The records below must be transcribed exactly. Do not include the pictures.
___ Records for this exercise ___
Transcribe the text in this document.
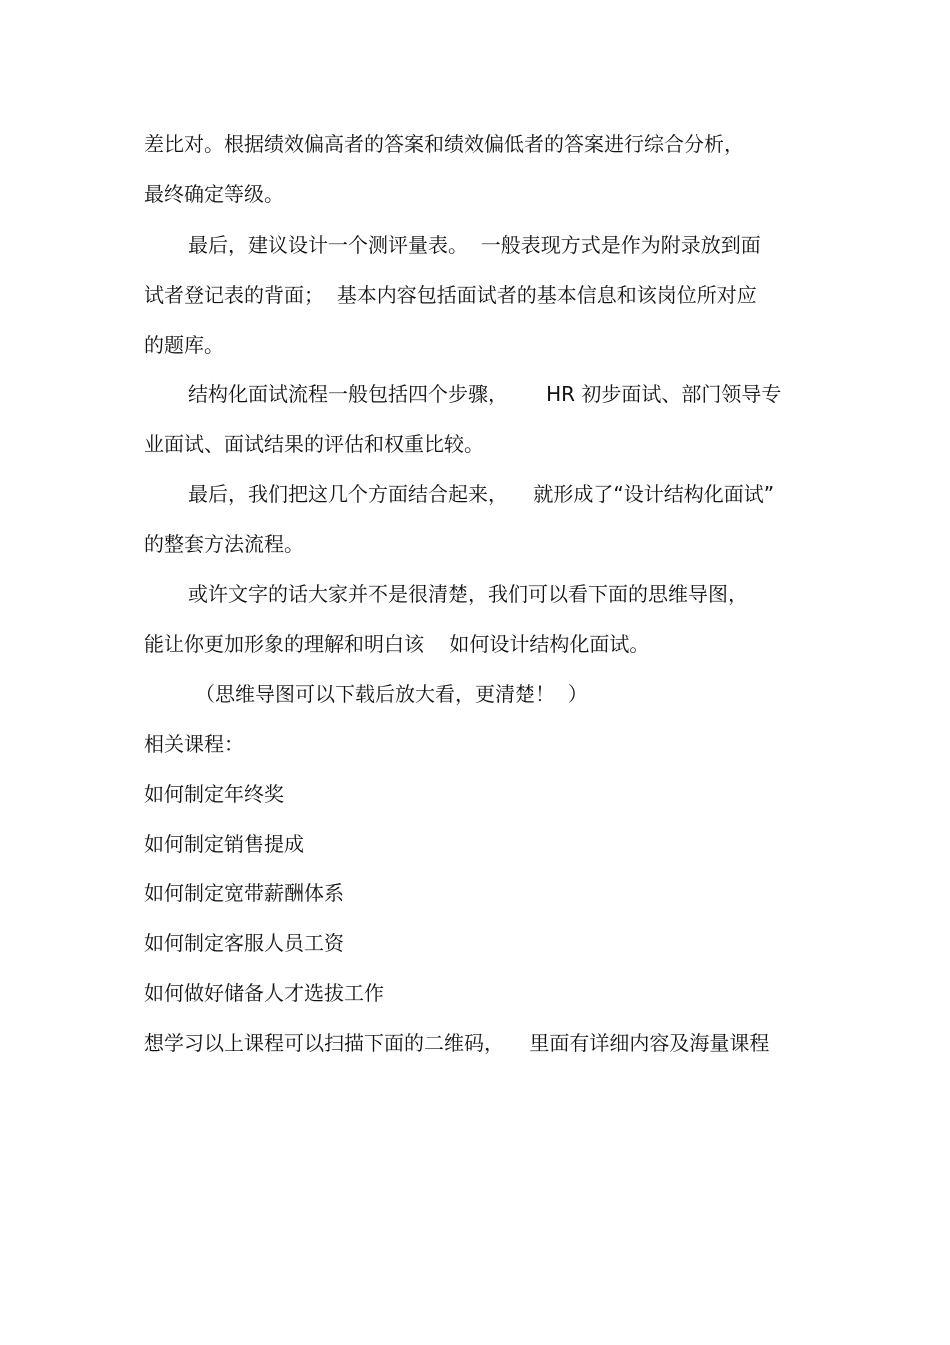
差比对。根据绩效偏高者的答案和绩效偏低者的答案进行综合分析，

最终确定等级。

最后，建议设计一个测评量表。  一般表现方式是作为附录放到面

试者登记表的背面；  基本内容包括面试者的基本信息和该岗位所对应

的题库。

结构化面试流程一般包括四个步骤，      HR 初步面试、部门领导专

业面试、面试结果的评估和权重比较。

最后，我们把这几个方面结合起来，    就形成了“设计结构化面试”

的整套方法流程。

或许文字的话大家并不是很清楚，我们可以看下面的思维导图，

能让你更加形象的理解和明白该    如何设计结构化面试。

（思维导图可以下载后放大看，更清楚！  ）

相关课程：

如何制定年终奖

如何制定销售提成

如何制定宽带薪酬体系

如何制定客服人员工资

如何做好储备人才选拔工作

想学习以上课程可以扫描下面的二维码，    里面有详细内容及海量课程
___
The reply
Transcribe the text in this document.
差比对。根据绩效偏高者的答案和绩效偏低者的答案进行综合分析，

最终确定等级。

最后，建议设计一个测评量表。  一般表现方式是作为附录放到面

试者登记表的背面；  基本内容包括面试者的基本信息和该岗位所对应

的题库。

结构化面试流程一般包括四个步骤，      HR 初步面试、部门领导专

业面试、面试结果的评估和权重比较。

最后，我们把这几个方面结合起来，    就形成了“设计结构化面试”

的整套方法流程。

或许文字的话大家并不是很清楚，我们可以看下面的思维导图，

能让你更加形象的理解和明白该    如何设计结构化面试。

（思维导图可以下载后放大看，更清楚！  ）

相关课程：

如何制定年终奖

如何制定销售提成

如何制定宽带薪酬体系

如何制定客服人员工资

如何做好储备人才选拔工作

想学习以上课程可以扫描下面的二维码，    里面有详细内容及海量课程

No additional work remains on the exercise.